:: Task description ::
Output every entry exactly as written.

:: Exercise material ::

====

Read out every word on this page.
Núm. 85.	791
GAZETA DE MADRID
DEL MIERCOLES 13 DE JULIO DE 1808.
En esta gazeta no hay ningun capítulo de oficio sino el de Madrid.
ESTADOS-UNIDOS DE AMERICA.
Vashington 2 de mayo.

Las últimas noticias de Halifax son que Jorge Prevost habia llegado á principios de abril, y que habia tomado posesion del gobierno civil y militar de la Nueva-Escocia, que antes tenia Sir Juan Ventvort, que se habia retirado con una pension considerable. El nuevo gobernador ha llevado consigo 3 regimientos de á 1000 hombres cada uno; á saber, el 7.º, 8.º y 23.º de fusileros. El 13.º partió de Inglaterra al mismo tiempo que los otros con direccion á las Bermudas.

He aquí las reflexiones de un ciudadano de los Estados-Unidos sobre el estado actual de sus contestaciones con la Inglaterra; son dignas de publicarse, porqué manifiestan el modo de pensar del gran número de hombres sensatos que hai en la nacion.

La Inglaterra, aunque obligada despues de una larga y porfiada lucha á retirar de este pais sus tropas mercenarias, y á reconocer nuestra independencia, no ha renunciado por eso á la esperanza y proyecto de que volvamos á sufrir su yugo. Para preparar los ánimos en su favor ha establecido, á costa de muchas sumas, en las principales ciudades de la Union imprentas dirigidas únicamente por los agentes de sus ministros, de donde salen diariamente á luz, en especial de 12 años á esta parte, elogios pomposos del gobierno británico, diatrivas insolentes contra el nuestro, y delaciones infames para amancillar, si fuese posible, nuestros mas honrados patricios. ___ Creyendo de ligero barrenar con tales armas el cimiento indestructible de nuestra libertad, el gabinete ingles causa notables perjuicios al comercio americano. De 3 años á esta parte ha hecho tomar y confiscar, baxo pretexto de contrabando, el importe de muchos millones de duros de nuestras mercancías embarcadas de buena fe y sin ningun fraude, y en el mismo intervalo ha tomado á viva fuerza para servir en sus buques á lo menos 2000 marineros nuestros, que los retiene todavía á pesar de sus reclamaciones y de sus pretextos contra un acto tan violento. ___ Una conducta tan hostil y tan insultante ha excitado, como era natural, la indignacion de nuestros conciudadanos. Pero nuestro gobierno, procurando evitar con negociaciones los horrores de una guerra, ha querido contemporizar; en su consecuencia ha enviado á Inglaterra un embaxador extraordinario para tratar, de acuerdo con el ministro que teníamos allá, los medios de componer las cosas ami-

====

:: Task output ::
Read out every word on this page.
Núm. 85.	791
GAZETA DE MADRID
DEL MIERCOLES 13 DE JULIO DE 1808.
En esta gazeta no hay ningun capítulo de oficio sino el de Madrid.
ESTADOS-UNIDOS DE AMERICA.
Vashington 2 de mayo.

Las últimas noticias de Halifax son que Jorge Prevost habia llegado á principios de abril, y que habia tomado posesion del gobierno civil y militar de la Nueva-Escocia, que antes tenia Sir Juan Ventvort, que se habia retirado con una pension considerable. El nuevo gobernador ha llevado consigo 3 regimientos de á 1000 hombres cada uno; á saber, el 7.º, 8.º y 23.º de fusileros. El 13.º partió de Inglaterra al mismo tiempo que los otros con direccion á las Bermudas.

He aquí las reflexiones de un ciudadano de los Estados-Unidos sobre el estado actual de sus contestaciones con la Inglaterra; son dignas de publicarse, porqué manifiestan el modo de pensar del gran número de hombres sensatos que hai en la nacion.

La Inglaterra, aunque obligada despues de una larga y porfiada lucha á retirar de este pais sus tropas mercenarias, y á reconocer nuestra independencia, no ha renunciado por eso á la esperanza y proyecto de que volvamos á sufrir su yugo. Para preparar los ánimos en su favor ha establecido, á costa de muchas sumas, en las principales ciudades de la Union imprentas dirigidas únicamente por los agentes de sus ministros, de donde salen diariamente á luz, en especial de 12 años á esta parte, elogios pomposos del gobierno británico, diatrivas insolentes contra el nuestro, y delaciones infames para amancillar, si fuese posible, nuestros mas honrados patricios. ___ Creyendo de ligero barrenar con tales armas el cimiento indestructible de nuestra libertad, el gabinete ingles causa notables perjuicios al comercio americano. De 3 años á esta parte ha hecho tomar y confiscar, baxo pretexto de contrabando, el importe de muchos millones de duros de nuestras mercancías embarcadas de buena fe y sin ningun fraude, y en el mismo intervalo ha tomado á viva fuerza para servir en sus buques á lo menos 2000 marineros nuestros, que los retiene todavía á pesar de sus reclamaciones y de sus pretextos contra un acto tan violento. ___ Una conducta tan hostil y tan insultante ha excitado, como era natural, la indignacion de nuestros conciudadanos. Pero nuestro gobierno, procurando evitar con negociaciones los horrores de una guerra, ha querido contemporizar; en su consecuencia ha enviado á Inglaterra un embaxador extraordinario para tratar, de acuerdo con el ministro que teníamos allá, los medios de componer las cosas ami-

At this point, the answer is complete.